=== Dataset entries ===
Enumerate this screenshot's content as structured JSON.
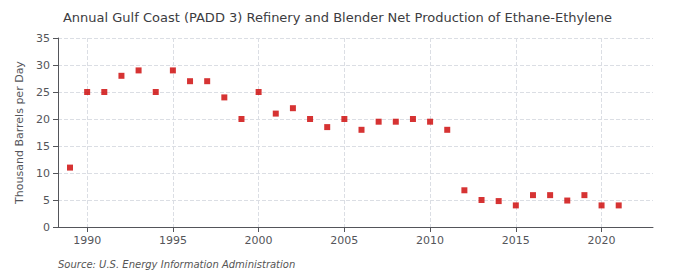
{
  "chart_data": {
    "type": "scatter",
    "title": "Annual Gulf Coast (PADD 3) Refinery and Blender Net Production of Ethane-Ethylene",
    "ylabel": "Thousand Barrels per Day",
    "source": "Source: U.S. Energy Information Administration",
    "x": [
      1989,
      1990,
      1991,
      1992,
      1993,
      1994,
      1995,
      1996,
      1997,
      1998,
      1999,
      2000,
      2001,
      2002,
      2003,
      2004,
      2005,
      2006,
      2007,
      2008,
      2009,
      2010,
      2011,
      2012,
      2013,
      2014,
      2015,
      2016,
      2017,
      2018,
      2019,
      2020,
      2021
    ],
    "values": [
      11.0,
      25.0,
      25.0,
      28.0,
      29.0,
      25.0,
      29.0,
      27.0,
      27.0,
      24.0,
      20.0,
      25.0,
      21.0,
      22.0,
      20.0,
      18.5,
      20.0,
      18.0,
      19.5,
      19.5,
      20.0,
      19.5,
      18.0,
      6.8,
      5.0,
      4.8,
      4.0,
      5.9,
      5.9,
      4.9,
      5.9,
      4.0,
      4.0
    ],
    "color": "#cc0000",
    "marker": "square",
    "xlim": [
      1988.3,
      2023.0
    ],
    "xticks": [
      1990,
      1995,
      2000,
      2005,
      2010,
      2015,
      2020
    ],
    "ylim": [
      0,
      35
    ],
    "yticks": [
      0,
      5,
      10,
      15,
      20,
      25,
      30,
      35
    ],
    "grid": true
  }
}
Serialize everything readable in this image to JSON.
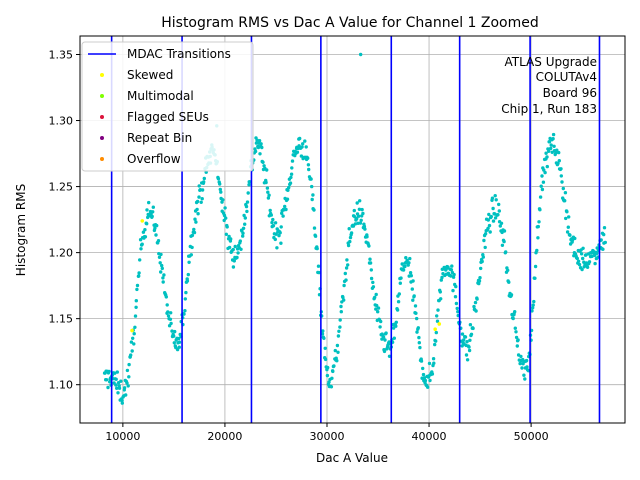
{
  "chart_data": {
    "type": "scatter",
    "title": "Histogram RMS vs Dac A Value for Channel 1 Zoomed",
    "xlabel": "Dac A Value",
    "ylabel": "Histogram RMS",
    "xlim": [
      5800,
      59200
    ],
    "ylim": [
      1.071,
      1.364
    ],
    "grid": true,
    "xticks": [
      10000,
      20000,
      30000,
      40000,
      50000
    ],
    "xtick_labels": [
      "10000",
      "20000",
      "30000",
      "40000",
      "50000"
    ],
    "yticks": [
      1.1,
      1.15,
      1.2,
      1.25,
      1.3,
      1.35
    ],
    "ytick_labels": [
      "1.10",
      "1.15",
      "1.20",
      "1.25",
      "1.30",
      "1.35"
    ],
    "mdac_transitions": [
      8900,
      15800,
      22600,
      29400,
      36300,
      43000,
      49900,
      56700
    ],
    "legend": {
      "placement": "top-left",
      "entries": [
        {
          "label": "MDAC Transitions",
          "kind": "line",
          "color": "#0000ff"
        },
        {
          "label": "Skewed",
          "kind": "dot",
          "color": "#ffff00"
        },
        {
          "label": "Multimodal",
          "kind": "dot",
          "color": "#7fff00"
        },
        {
          "label": "Flagged SEUs",
          "kind": "dot",
          "color": "#dc143c"
        },
        {
          "label": "Repeat Bin",
          "kind": "dot",
          "color": "#800080"
        },
        {
          "label": "Overflow",
          "kind": "dot",
          "color": "#ff8c00"
        }
      ]
    },
    "annotation_lines": [
      "ATLAS Upgrade",
      "COLUTAv4",
      "Board 96",
      "Chip 1, Run 183"
    ],
    "series": [
      {
        "name": "Data",
        "color": "#00c0c0",
        "trend": [
          [
            8200,
            1.104
          ],
          [
            8900,
            1.107
          ],
          [
            9400,
            1.1
          ],
          [
            10000,
            1.092
          ],
          [
            10600,
            1.108
          ],
          [
            11200,
            1.15
          ],
          [
            11800,
            1.205
          ],
          [
            12500,
            1.235
          ],
          [
            13100,
            1.222
          ],
          [
            13700,
            1.195
          ],
          [
            14300,
            1.16
          ],
          [
            14900,
            1.135
          ],
          [
            15500,
            1.13
          ],
          [
            15900,
            1.15
          ],
          [
            16400,
            1.19
          ],
          [
            17000,
            1.225
          ],
          [
            17600,
            1.245
          ],
          [
            18200,
            1.265
          ],
          [
            18800,
            1.28
          ],
          [
            19300,
            1.262
          ],
          [
            19800,
            1.235
          ],
          [
            20300,
            1.21
          ],
          [
            20900,
            1.198
          ],
          [
            21500,
            1.205
          ],
          [
            22100,
            1.235
          ],
          [
            22600,
            1.265
          ],
          [
            23100,
            1.285
          ],
          [
            23600,
            1.275
          ],
          [
            24200,
            1.245
          ],
          [
            24800,
            1.215
          ],
          [
            25400,
            1.215
          ],
          [
            26000,
            1.24
          ],
          [
            26600,
            1.268
          ],
          [
            27200,
            1.282
          ],
          [
            27800,
            1.278
          ],
          [
            28400,
            1.255
          ],
          [
            29000,
            1.205
          ],
          [
            29400,
            1.16
          ],
          [
            29900,
            1.112
          ],
          [
            30400,
            1.102
          ],
          [
            30900,
            1.12
          ],
          [
            31500,
            1.16
          ],
          [
            32100,
            1.205
          ],
          [
            32700,
            1.228
          ],
          [
            33300,
            1.23
          ],
          [
            33900,
            1.212
          ],
          [
            34500,
            1.175
          ],
          [
            35100,
            1.145
          ],
          [
            35700,
            1.13
          ],
          [
            36300,
            1.127
          ],
          [
            36800,
            1.15
          ],
          [
            37300,
            1.185
          ],
          [
            37800,
            1.195
          ],
          [
            38300,
            1.178
          ],
          [
            38800,
            1.145
          ],
          [
            39300,
            1.115
          ],
          [
            39800,
            1.1
          ],
          [
            40300,
            1.11
          ],
          [
            40800,
            1.15
          ],
          [
            41300,
            1.185
          ],
          [
            41800,
            1.192
          ],
          [
            42300,
            1.182
          ],
          [
            42800,
            1.158
          ],
          [
            43300,
            1.135
          ],
          [
            43800,
            1.125
          ],
          [
            44400,
            1.15
          ],
          [
            45000,
            1.185
          ],
          [
            45600,
            1.215
          ],
          [
            46200,
            1.232
          ],
          [
            46800,
            1.232
          ],
          [
            47400,
            1.205
          ],
          [
            48000,
            1.165
          ],
          [
            48600,
            1.135
          ],
          [
            49200,
            1.112
          ],
          [
            49800,
            1.115
          ],
          [
            50300,
            1.175
          ],
          [
            50800,
            1.235
          ],
          [
            51300,
            1.265
          ],
          [
            51800,
            1.28
          ],
          [
            52300,
            1.28
          ],
          [
            52800,
            1.265
          ],
          [
            53300,
            1.24
          ],
          [
            53800,
            1.215
          ],
          [
            54300,
            1.2
          ],
          [
            54800,
            1.195
          ],
          [
            55400,
            1.195
          ],
          [
            56000,
            1.198
          ],
          [
            56700,
            1.205
          ],
          [
            57300,
            1.214
          ]
        ]
      },
      {
        "name": "Skewed",
        "color": "#ffff00",
        "points": [
          [
            11900,
            1.224
          ],
          [
            10900,
            1.141
          ],
          [
            40600,
            1.142
          ],
          [
            41000,
            1.146
          ]
        ]
      }
    ],
    "outliers": [
      [
        33300,
        1.35
      ],
      [
        19200,
        1.296
      ]
    ]
  }
}
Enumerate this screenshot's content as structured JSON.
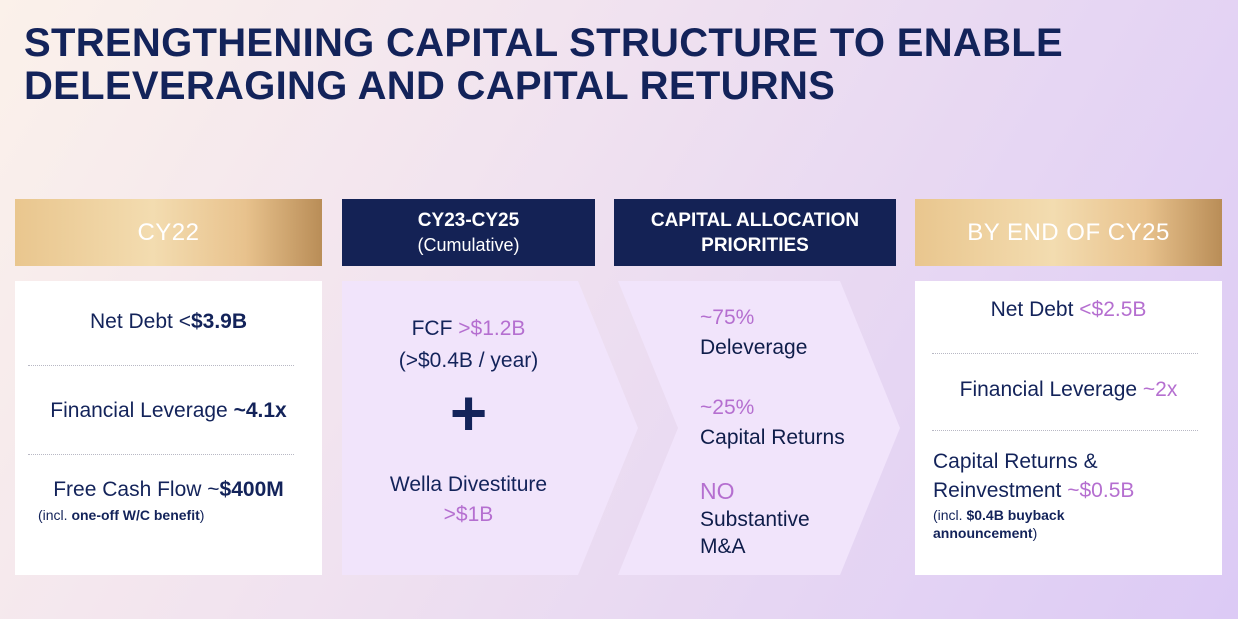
{
  "title": {
    "line1": "STRENGTHENING CAPITAL STRUCTURE TO ENABLE",
    "line2": "DELEVERAGING AND CAPITAL RETURNS"
  },
  "columns": {
    "cy22": {
      "header": "CY22",
      "net_debt_label": "Net Debt <",
      "net_debt_value": "$3.9B",
      "leverage_label": "Financial Leverage ",
      "leverage_value": "~4.1x",
      "fcf_label": "Free Cash Flow ~",
      "fcf_value": "$400M",
      "fcf_note_prefix": "(incl. ",
      "fcf_note_bold": "one-off W/C benefit",
      "fcf_note_suffix": ")"
    },
    "cy23_25": {
      "header_line1": "CY23-CY25",
      "header_line2": "(Cumulative)",
      "fcf_label": "FCF ",
      "fcf_value": ">$1.2B",
      "fcf_sub": "(>$0.4B / year)",
      "plus": "+",
      "divestiture_label": "Wella Divestiture",
      "divestiture_value": ">$1B"
    },
    "priorities": {
      "header_line1": "CAPITAL ALLOCATION",
      "header_line2": "PRIORITIES",
      "items": [
        {
          "value": "~75%",
          "label": "Deleverage"
        },
        {
          "value": "~25%",
          "label": "Capital Returns"
        },
        {
          "value": "NO",
          "label": "Substantive M&A"
        }
      ]
    },
    "by_end": {
      "header": "BY END OF CY25",
      "net_debt_label": "Net Debt ",
      "net_debt_value": "<$2.5B",
      "leverage_label": "Financial Leverage ",
      "leverage_value": "~2x",
      "returns_line1": "Capital Returns &",
      "returns_line2_label": "Reinvestment ",
      "returns_value": "~$0.5B",
      "returns_note_prefix": "(incl. ",
      "returns_note_bold": "$0.4B buyback announcement",
      "returns_note_suffix": ")"
    }
  },
  "colors": {
    "navy": "#142255",
    "highlight": "#b56fd0",
    "gold": "#e9c68e"
  }
}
===
What to work on> Find all lines with "incl" in them and copy each one.

Result of the task>
      "fcf_note_prefix": "(incl. ",
      "returns_note_prefix": "(incl. ",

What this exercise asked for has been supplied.